Saved entries ->
*****
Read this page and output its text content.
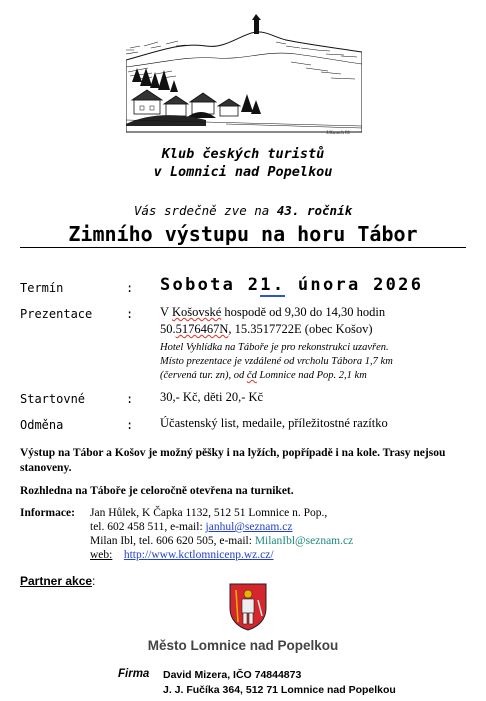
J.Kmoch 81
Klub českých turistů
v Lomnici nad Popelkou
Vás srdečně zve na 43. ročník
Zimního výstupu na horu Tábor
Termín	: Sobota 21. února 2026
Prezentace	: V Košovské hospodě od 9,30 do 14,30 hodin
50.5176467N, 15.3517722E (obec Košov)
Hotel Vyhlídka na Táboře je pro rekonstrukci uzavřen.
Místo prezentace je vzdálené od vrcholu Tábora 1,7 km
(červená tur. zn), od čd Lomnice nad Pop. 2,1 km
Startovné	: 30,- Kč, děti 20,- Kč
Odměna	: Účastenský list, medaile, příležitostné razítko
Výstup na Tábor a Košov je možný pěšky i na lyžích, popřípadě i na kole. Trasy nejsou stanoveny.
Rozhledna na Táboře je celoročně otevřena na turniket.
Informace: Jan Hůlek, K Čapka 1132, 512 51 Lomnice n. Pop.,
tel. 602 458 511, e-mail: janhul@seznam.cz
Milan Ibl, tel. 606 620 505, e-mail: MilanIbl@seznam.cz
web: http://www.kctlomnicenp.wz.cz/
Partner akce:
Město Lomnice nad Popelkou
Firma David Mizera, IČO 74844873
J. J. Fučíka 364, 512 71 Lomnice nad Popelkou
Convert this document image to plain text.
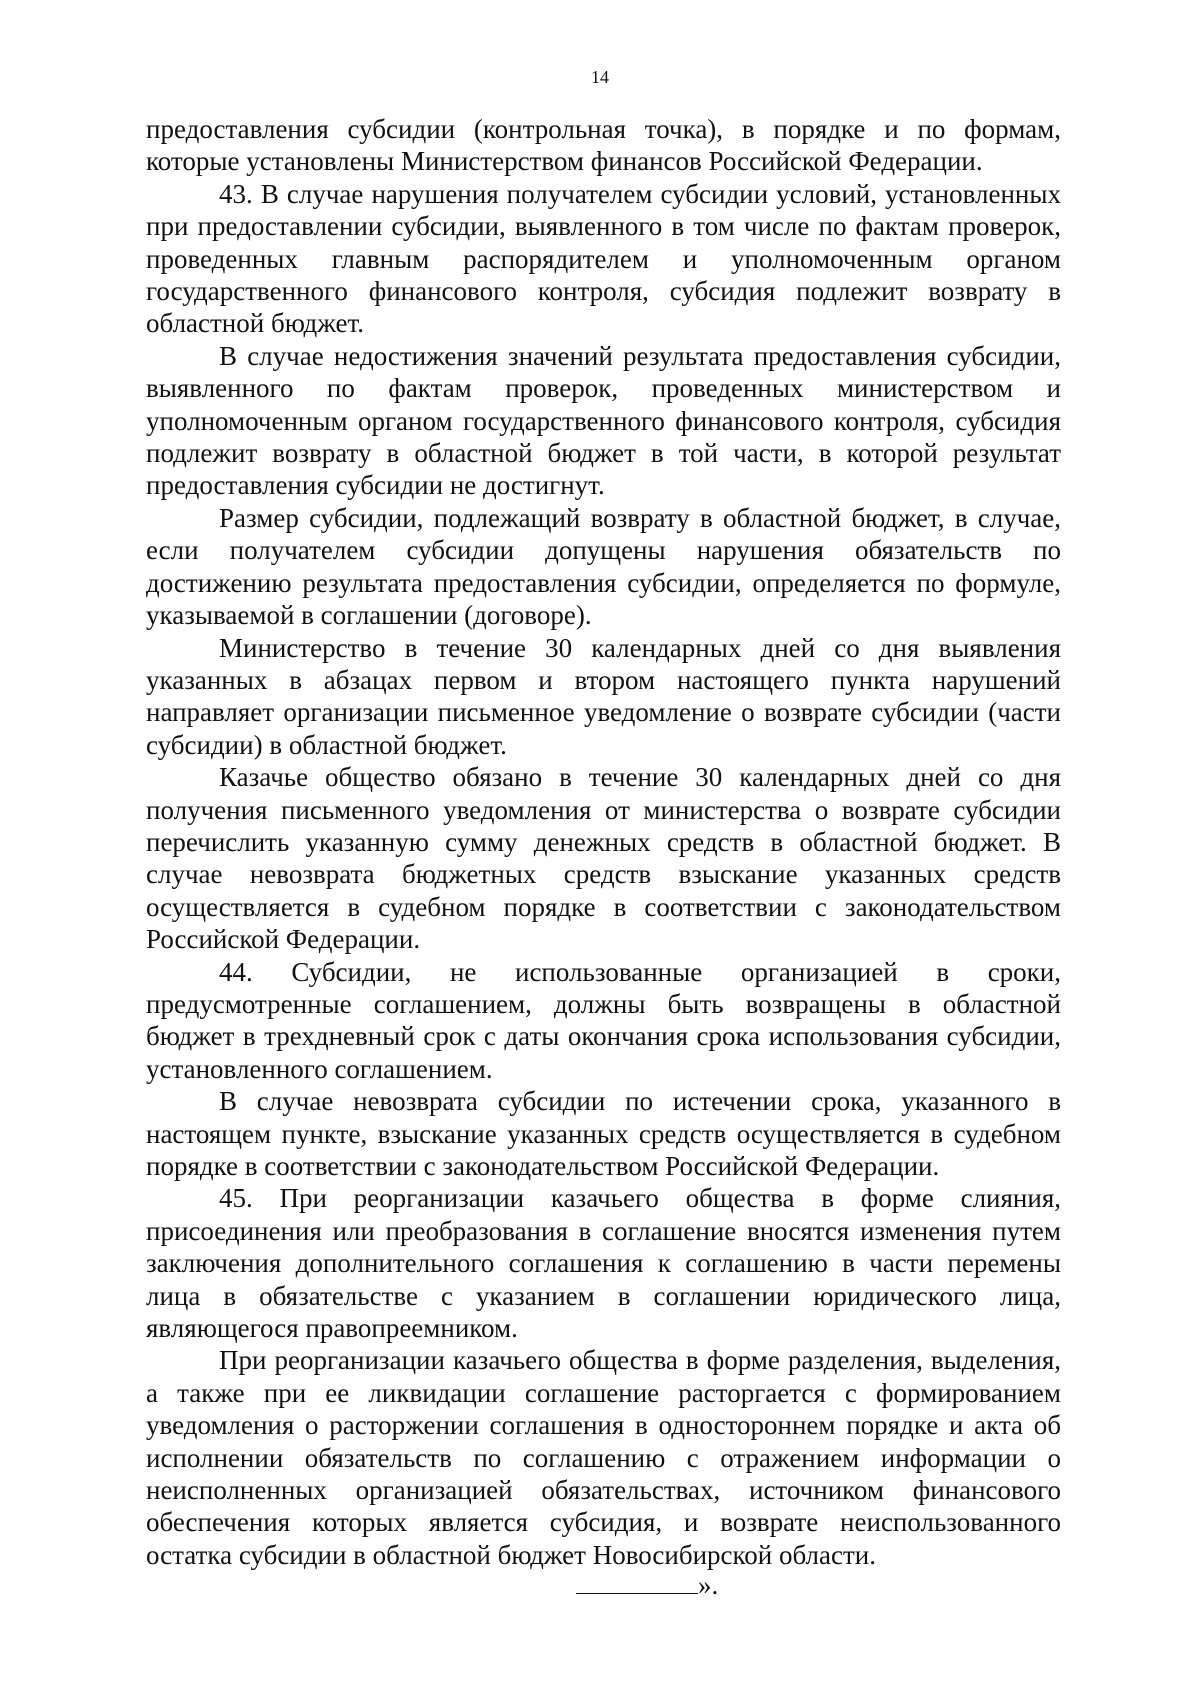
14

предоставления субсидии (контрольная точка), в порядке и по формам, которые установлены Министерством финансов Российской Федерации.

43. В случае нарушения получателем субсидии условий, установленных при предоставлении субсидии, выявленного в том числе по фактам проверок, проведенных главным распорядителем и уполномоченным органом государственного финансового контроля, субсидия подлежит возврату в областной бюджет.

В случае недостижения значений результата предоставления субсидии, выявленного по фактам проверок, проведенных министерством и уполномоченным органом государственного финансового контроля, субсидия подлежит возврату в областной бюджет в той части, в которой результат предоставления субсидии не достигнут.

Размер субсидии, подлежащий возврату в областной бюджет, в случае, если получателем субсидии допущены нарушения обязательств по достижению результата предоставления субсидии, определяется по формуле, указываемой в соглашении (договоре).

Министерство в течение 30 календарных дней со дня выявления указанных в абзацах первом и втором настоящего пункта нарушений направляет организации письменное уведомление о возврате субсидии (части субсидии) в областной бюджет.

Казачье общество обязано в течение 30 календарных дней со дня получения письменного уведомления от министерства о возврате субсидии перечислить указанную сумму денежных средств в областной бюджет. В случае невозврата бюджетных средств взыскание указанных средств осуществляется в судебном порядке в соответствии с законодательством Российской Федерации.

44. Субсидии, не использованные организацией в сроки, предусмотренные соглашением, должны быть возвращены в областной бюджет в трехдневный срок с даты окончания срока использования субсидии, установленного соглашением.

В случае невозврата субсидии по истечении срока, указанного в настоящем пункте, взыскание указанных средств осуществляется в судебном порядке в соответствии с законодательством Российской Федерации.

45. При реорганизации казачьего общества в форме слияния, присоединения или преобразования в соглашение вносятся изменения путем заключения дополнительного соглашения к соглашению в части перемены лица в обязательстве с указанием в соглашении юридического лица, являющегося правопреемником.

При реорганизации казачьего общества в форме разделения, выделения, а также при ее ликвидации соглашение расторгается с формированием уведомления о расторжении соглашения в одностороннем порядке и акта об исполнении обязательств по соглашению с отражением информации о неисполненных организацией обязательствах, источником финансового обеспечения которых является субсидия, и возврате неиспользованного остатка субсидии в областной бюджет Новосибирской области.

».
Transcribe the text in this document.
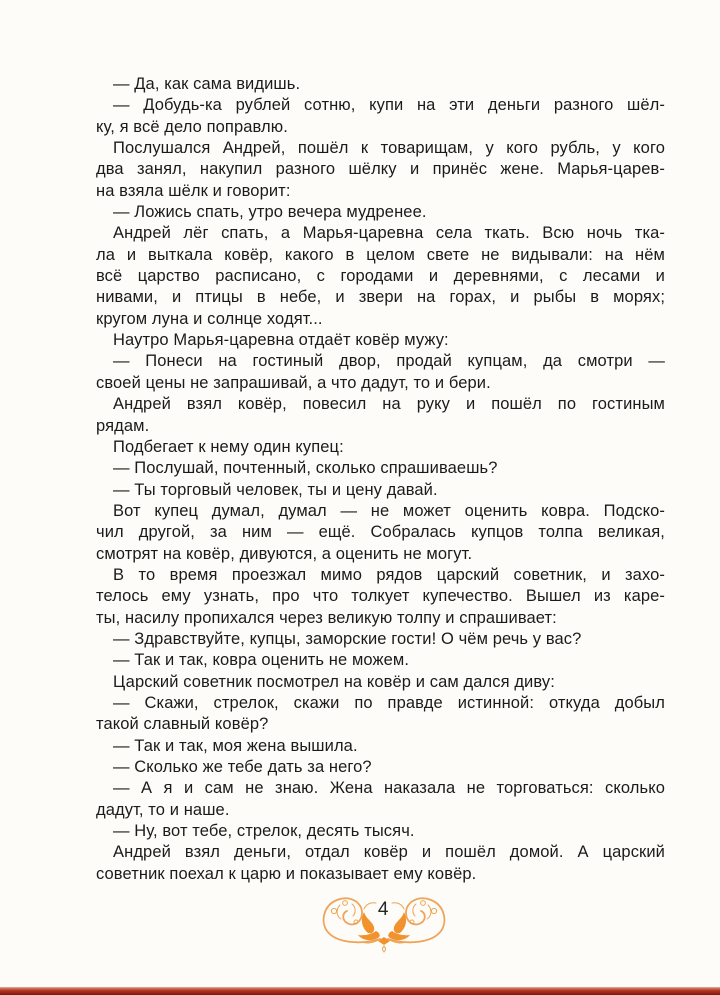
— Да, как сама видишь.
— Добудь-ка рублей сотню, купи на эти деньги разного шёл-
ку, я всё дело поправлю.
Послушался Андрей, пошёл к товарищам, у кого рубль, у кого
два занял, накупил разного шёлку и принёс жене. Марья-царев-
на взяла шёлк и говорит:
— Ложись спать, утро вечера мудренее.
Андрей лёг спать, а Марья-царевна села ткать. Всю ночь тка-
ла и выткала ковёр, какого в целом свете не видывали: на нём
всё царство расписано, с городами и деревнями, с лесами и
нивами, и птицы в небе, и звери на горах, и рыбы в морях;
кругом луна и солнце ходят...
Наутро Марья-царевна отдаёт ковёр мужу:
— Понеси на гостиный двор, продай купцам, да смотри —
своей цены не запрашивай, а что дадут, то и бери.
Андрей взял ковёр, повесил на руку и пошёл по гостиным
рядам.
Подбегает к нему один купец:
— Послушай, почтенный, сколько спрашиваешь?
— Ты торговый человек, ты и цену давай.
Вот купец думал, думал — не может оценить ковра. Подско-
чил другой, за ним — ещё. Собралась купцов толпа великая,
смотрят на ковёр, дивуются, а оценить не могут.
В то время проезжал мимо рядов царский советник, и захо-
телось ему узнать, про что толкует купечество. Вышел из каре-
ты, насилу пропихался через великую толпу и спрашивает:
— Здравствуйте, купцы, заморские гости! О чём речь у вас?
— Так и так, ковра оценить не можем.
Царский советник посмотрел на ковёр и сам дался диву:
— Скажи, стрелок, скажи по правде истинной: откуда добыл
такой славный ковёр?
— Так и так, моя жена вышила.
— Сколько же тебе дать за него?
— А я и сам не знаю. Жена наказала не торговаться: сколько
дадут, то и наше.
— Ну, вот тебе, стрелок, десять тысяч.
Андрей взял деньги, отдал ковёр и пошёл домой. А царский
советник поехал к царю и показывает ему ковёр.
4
*****
Instructions for the task -> Each line that contains the string "нарушения" counts once; say how many there are and nothing else.

Solution for this exercise -> 2